Set down the material below word for word, excluding the pictures.

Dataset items
******

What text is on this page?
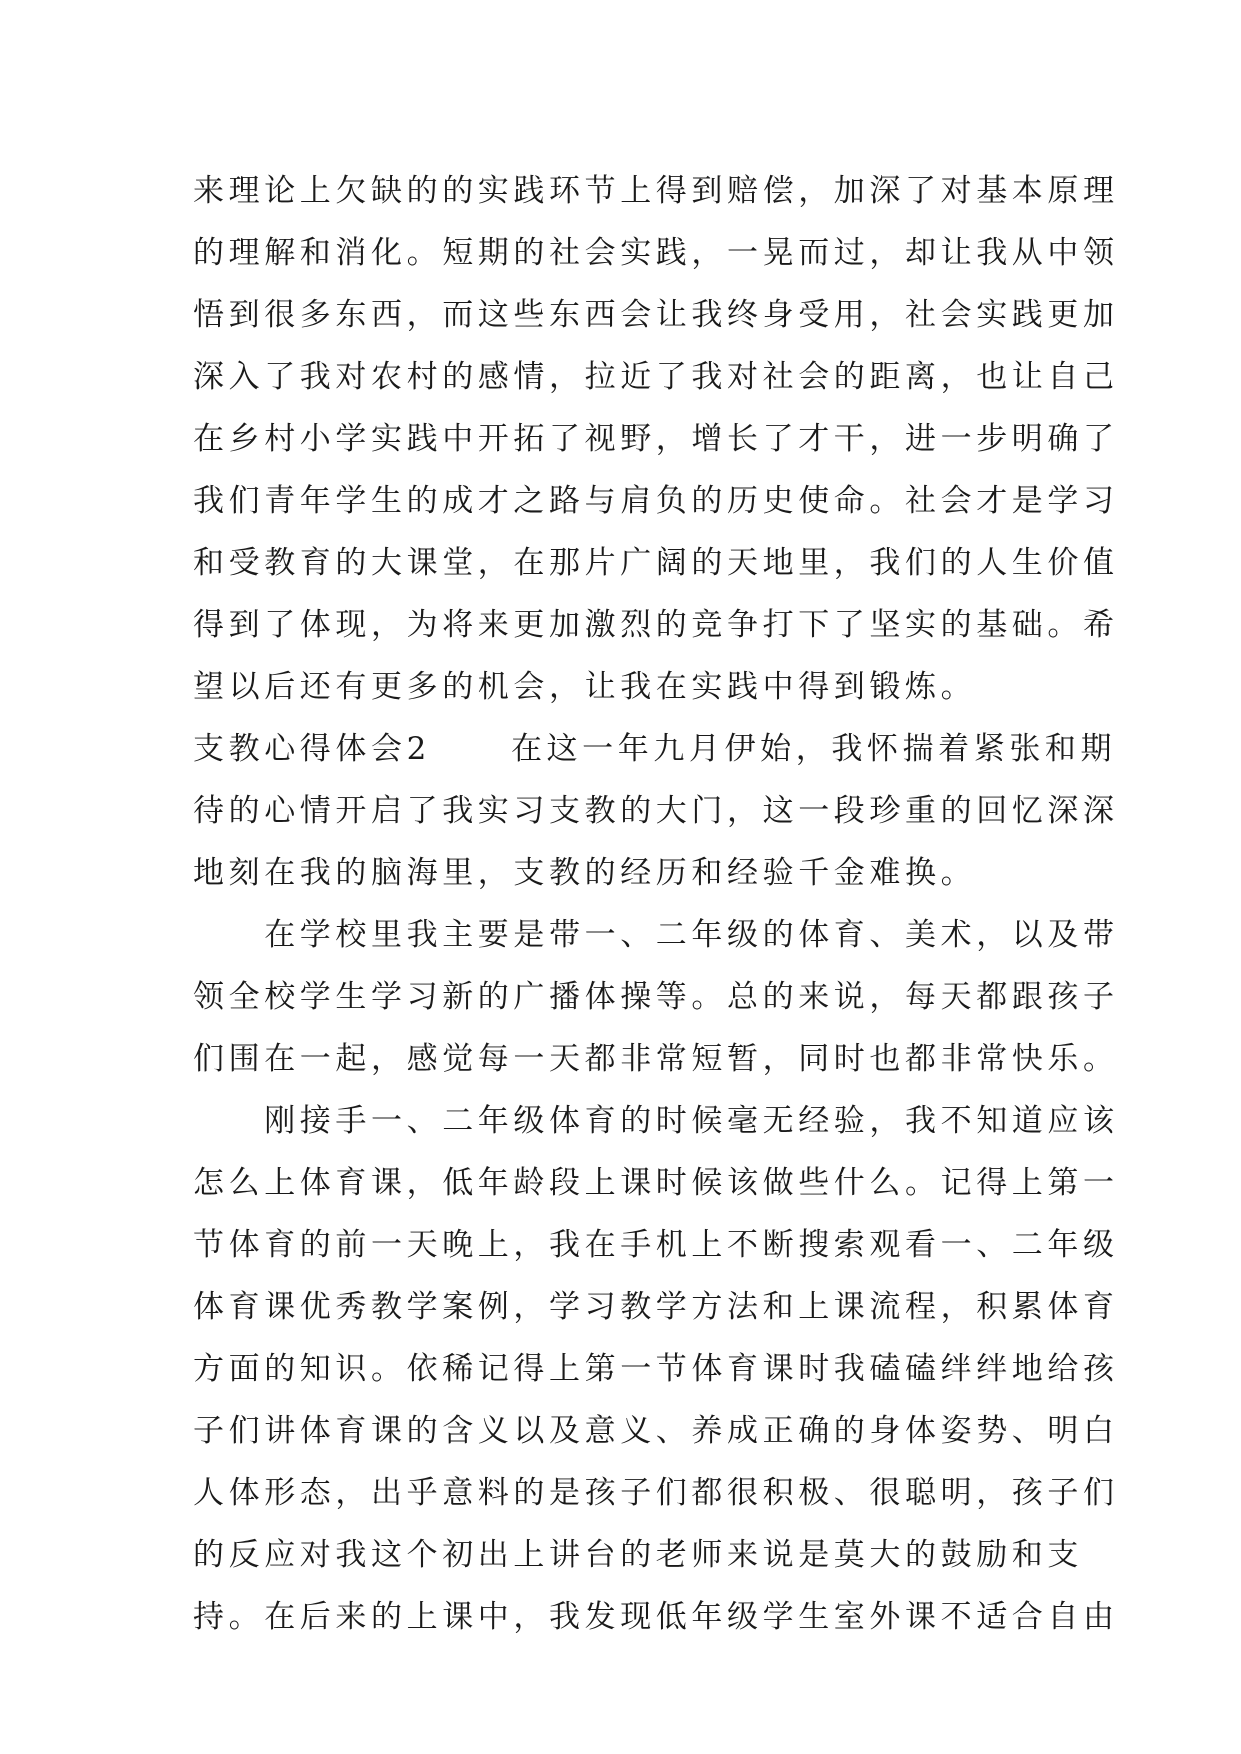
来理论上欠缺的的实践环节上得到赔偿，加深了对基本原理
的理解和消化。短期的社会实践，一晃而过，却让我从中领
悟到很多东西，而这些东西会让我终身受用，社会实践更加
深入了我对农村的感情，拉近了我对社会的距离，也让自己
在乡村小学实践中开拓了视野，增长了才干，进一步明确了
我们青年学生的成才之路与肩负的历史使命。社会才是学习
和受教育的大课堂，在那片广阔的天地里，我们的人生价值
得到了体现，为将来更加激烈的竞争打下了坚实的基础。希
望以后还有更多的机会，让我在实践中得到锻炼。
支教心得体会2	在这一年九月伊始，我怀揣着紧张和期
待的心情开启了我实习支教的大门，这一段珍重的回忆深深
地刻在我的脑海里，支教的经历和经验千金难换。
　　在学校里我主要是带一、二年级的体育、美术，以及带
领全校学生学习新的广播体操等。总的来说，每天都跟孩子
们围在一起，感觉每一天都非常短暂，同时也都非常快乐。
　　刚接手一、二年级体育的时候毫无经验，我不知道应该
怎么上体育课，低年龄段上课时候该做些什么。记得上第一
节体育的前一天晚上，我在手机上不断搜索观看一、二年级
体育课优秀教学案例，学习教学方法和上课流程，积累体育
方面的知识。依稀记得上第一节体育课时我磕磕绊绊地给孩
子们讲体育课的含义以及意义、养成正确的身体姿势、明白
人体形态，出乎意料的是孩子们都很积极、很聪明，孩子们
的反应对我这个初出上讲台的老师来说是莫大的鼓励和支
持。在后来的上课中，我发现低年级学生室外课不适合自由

******

◆ Exercise response ◆
What text is on this page?
来理论上欠缺的的实践环节上得到赔偿，加深了对基本原理
的理解和消化。短期的社会实践，一晃而过，却让我从中领
悟到很多东西，而这些东西会让我终身受用，社会实践更加
深入了我对农村的感情，拉近了我对社会的距离，也让自己
在乡村小学实践中开拓了视野，增长了才干，进一步明确了
我们青年学生的成才之路与肩负的历史使命。社会才是学习
和受教育的大课堂，在那片广阔的天地里，我们的人生价值
得到了体现，为将来更加激烈的竞争打下了坚实的基础。希
望以后还有更多的机会，让我在实践中得到锻炼。
支教心得体会2	在这一年九月伊始，我怀揣着紧张和期
待的心情开启了我实习支教的大门，这一段珍重的回忆深深
地刻在我的脑海里，支教的经历和经验千金难换。
　　在学校里我主要是带一、二年级的体育、美术，以及带
领全校学生学习新的广播体操等。总的来说，每天都跟孩子
们围在一起，感觉每一天都非常短暂，同时也都非常快乐。
　　刚接手一、二年级体育的时候毫无经验，我不知道应该
怎么上体育课，低年龄段上课时候该做些什么。记得上第一
节体育的前一天晚上，我在手机上不断搜索观看一、二年级
体育课优秀教学案例，学习教学方法和上课流程，积累体育
方面的知识。依稀记得上第一节体育课时我磕磕绊绊地给孩
子们讲体育课的含义以及意义、养成正确的身体姿势、明白
人体形态，出乎意料的是孩子们都很积极、很聪明，孩子们
的反应对我这个初出上讲台的老师来说是莫大的鼓励和支
持。在后来的上课中，我发现低年级学生室外课不适合自由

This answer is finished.